>> start

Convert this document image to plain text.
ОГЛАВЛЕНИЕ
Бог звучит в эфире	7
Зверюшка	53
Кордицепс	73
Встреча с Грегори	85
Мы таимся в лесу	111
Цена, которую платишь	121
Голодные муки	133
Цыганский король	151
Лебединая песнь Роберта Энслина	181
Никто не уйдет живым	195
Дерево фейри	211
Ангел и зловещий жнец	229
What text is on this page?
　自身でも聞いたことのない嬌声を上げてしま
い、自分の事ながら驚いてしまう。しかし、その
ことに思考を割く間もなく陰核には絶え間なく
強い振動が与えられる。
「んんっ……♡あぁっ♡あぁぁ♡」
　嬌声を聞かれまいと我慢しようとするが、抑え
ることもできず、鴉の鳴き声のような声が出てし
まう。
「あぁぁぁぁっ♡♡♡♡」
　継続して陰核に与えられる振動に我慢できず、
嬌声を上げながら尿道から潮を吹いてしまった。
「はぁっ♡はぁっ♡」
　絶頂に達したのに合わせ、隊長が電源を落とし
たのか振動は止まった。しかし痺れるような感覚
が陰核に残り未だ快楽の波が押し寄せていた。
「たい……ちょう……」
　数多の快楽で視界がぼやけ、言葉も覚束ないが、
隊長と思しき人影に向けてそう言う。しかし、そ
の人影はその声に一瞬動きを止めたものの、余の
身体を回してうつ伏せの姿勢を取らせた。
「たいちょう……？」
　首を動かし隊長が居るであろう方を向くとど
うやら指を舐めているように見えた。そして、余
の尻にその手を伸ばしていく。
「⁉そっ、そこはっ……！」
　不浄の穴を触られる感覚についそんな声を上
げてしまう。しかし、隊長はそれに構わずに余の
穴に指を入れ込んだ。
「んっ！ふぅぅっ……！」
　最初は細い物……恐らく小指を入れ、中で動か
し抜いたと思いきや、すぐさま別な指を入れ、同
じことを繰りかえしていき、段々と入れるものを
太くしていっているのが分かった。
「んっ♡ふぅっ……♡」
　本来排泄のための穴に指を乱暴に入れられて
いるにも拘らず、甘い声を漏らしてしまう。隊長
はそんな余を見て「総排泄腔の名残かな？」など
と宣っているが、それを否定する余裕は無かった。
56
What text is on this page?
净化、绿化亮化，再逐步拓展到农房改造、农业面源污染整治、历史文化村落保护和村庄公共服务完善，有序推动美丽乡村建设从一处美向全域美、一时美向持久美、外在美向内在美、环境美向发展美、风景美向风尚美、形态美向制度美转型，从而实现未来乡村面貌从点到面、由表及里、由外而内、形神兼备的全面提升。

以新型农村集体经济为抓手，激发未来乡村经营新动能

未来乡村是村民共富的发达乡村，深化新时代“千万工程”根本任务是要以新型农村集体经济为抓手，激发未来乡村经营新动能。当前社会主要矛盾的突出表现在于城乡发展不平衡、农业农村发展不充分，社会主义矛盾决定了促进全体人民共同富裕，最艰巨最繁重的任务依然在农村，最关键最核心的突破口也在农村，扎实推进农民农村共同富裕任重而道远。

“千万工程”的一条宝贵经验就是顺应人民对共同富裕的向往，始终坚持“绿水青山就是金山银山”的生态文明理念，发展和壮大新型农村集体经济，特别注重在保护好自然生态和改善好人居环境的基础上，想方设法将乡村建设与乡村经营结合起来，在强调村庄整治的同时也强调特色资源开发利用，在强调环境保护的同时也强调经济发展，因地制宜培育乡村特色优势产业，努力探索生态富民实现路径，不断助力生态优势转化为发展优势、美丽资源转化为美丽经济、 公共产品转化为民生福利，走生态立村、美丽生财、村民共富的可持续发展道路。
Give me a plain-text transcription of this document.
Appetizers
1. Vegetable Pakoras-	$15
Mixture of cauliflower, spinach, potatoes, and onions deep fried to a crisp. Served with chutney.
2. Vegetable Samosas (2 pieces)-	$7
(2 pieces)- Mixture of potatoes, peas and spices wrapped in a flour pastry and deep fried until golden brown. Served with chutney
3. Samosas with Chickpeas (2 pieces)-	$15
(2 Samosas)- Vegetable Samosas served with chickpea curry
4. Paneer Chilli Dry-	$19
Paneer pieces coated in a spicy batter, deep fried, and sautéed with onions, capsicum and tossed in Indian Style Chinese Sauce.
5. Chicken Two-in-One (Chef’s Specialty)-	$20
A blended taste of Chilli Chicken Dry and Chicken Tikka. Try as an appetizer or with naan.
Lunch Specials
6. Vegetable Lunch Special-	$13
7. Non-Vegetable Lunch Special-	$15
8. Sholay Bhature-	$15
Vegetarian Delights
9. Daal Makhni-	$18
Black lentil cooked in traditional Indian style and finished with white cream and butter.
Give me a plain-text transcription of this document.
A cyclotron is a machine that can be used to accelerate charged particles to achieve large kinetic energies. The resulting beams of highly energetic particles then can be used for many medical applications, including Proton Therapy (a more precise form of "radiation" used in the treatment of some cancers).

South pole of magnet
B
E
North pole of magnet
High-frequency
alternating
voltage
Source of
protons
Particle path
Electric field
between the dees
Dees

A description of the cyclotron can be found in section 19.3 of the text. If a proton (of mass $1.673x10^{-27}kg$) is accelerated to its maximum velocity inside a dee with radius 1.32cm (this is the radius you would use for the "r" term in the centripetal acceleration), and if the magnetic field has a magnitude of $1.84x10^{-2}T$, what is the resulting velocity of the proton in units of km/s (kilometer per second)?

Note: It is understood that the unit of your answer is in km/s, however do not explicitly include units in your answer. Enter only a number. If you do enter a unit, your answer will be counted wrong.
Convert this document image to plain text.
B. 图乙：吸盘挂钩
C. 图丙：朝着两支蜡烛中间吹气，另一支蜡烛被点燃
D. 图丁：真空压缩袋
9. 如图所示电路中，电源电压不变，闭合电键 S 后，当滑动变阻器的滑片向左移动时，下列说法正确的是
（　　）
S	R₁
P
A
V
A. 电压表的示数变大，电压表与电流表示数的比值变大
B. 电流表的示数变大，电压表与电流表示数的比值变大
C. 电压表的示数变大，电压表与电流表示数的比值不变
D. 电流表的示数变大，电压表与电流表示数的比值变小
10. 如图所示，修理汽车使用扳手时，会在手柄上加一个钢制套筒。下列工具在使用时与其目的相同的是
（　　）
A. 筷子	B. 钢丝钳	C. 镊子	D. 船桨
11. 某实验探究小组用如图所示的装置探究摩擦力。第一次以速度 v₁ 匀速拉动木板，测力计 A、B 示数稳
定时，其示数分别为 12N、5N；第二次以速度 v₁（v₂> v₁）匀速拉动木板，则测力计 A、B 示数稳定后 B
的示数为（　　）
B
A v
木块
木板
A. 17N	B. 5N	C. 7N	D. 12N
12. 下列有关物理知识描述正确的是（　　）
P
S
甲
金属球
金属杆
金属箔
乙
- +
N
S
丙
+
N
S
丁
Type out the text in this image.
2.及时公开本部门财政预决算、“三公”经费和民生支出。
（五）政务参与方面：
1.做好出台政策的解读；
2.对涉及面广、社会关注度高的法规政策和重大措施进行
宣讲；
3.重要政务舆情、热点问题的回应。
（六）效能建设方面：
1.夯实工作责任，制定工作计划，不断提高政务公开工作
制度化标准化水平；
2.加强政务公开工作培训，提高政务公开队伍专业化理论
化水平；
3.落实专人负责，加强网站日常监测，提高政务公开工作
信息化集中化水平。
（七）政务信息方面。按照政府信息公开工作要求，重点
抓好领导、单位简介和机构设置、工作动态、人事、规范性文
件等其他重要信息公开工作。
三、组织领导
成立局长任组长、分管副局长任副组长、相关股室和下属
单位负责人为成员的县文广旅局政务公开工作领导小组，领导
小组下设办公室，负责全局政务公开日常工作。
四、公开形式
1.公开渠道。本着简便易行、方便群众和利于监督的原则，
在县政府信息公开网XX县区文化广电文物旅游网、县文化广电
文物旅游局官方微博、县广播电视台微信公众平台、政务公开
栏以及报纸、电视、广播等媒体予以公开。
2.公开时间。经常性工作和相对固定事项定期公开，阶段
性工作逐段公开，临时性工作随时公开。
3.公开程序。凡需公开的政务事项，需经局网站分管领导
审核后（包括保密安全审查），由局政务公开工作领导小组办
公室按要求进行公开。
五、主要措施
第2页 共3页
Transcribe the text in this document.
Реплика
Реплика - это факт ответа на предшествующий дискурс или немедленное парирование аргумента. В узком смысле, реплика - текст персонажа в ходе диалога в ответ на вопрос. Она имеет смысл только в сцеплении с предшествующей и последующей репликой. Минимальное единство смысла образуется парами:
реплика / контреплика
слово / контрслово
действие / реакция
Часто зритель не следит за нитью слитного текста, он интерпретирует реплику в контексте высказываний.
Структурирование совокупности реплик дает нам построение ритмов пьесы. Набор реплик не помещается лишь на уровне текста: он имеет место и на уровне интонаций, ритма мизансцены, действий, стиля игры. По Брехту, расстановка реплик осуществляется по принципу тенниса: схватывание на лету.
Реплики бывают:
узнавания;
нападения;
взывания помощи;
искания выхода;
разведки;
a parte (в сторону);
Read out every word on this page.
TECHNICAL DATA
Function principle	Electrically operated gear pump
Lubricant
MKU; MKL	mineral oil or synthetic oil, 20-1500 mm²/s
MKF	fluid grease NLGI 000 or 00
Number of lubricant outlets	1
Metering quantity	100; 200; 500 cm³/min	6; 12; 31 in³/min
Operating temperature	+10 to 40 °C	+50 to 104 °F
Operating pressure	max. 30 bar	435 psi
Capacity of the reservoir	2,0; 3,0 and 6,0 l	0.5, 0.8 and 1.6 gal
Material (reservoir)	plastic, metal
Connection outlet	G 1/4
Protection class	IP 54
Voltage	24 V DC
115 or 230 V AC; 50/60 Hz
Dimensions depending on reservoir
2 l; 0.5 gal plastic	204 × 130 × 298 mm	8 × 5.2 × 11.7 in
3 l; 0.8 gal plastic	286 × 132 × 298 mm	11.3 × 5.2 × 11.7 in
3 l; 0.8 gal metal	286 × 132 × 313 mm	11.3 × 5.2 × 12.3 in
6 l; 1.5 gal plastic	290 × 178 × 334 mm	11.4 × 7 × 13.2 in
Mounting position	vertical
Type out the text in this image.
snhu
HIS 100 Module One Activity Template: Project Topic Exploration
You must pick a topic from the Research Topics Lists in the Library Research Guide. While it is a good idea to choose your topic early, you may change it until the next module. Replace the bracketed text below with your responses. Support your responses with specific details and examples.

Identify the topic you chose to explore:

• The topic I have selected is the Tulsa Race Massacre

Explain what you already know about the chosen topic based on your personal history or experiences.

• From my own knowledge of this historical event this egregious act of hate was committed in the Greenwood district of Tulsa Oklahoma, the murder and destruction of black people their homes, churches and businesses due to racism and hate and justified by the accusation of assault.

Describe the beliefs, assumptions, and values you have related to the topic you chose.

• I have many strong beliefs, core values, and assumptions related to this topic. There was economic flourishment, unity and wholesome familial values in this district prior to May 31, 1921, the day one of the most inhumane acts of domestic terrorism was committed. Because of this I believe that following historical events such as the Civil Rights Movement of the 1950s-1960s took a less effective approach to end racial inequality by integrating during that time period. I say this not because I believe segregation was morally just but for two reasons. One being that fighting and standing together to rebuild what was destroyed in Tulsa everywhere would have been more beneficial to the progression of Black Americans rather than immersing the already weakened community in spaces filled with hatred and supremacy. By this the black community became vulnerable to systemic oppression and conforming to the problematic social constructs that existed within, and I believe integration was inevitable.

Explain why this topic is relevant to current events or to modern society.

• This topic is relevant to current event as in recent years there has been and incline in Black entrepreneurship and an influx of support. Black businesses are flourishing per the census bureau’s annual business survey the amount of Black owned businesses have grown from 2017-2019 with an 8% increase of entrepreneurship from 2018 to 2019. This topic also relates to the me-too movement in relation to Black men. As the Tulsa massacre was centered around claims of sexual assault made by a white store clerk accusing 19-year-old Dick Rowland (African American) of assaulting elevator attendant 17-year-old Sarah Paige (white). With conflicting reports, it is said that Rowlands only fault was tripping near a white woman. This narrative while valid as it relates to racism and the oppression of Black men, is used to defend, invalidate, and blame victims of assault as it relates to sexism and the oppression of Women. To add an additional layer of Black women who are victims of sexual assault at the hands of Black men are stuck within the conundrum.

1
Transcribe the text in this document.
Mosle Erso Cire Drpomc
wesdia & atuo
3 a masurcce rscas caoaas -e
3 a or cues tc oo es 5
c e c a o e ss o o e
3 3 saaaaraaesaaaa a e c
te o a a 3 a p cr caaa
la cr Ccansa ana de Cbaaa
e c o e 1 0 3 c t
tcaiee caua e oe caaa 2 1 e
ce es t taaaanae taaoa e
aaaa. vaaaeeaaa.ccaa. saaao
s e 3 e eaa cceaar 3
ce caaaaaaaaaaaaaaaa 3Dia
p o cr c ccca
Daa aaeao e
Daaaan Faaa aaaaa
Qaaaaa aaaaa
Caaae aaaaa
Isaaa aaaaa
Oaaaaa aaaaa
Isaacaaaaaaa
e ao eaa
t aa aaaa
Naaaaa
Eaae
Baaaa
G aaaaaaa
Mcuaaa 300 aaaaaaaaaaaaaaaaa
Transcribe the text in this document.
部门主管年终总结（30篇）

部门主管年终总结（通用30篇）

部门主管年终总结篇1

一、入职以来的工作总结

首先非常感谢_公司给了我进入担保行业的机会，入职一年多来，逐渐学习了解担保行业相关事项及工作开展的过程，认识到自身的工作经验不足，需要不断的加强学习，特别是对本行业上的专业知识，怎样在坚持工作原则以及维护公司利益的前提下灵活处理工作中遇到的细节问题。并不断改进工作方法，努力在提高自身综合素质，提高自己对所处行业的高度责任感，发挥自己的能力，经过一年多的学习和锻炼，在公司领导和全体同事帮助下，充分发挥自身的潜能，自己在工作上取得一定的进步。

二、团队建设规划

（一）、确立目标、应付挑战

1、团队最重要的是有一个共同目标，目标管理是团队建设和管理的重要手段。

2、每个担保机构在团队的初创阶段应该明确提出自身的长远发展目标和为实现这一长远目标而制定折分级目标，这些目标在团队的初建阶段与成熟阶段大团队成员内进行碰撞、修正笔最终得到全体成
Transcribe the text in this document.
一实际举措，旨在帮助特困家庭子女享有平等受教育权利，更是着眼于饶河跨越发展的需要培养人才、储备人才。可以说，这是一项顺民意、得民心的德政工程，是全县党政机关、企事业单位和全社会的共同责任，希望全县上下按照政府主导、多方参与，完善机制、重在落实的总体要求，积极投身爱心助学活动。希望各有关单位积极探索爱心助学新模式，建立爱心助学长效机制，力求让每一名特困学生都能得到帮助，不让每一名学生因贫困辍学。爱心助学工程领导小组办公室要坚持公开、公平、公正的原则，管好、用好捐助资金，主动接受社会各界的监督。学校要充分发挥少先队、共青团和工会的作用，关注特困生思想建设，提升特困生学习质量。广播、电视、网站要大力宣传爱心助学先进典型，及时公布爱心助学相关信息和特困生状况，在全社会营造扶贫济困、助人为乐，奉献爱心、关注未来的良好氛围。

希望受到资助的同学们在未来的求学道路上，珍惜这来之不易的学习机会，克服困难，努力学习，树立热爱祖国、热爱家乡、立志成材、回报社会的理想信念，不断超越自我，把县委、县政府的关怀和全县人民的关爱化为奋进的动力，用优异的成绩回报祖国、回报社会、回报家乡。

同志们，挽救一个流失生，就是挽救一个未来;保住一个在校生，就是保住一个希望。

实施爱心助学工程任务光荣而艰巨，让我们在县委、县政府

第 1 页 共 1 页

>> end

Go through the entries and return each line where the word "onions" appears.

## [Response]
Mixture of cauliflower, spinach, potatoes, and onions deep fried to a crisp. Served with chutney.
Paneer pieces coated in a spicy batter, deep fried, and sautéed with onions, capsicum and tossed in Indian Style Chinese Sauce.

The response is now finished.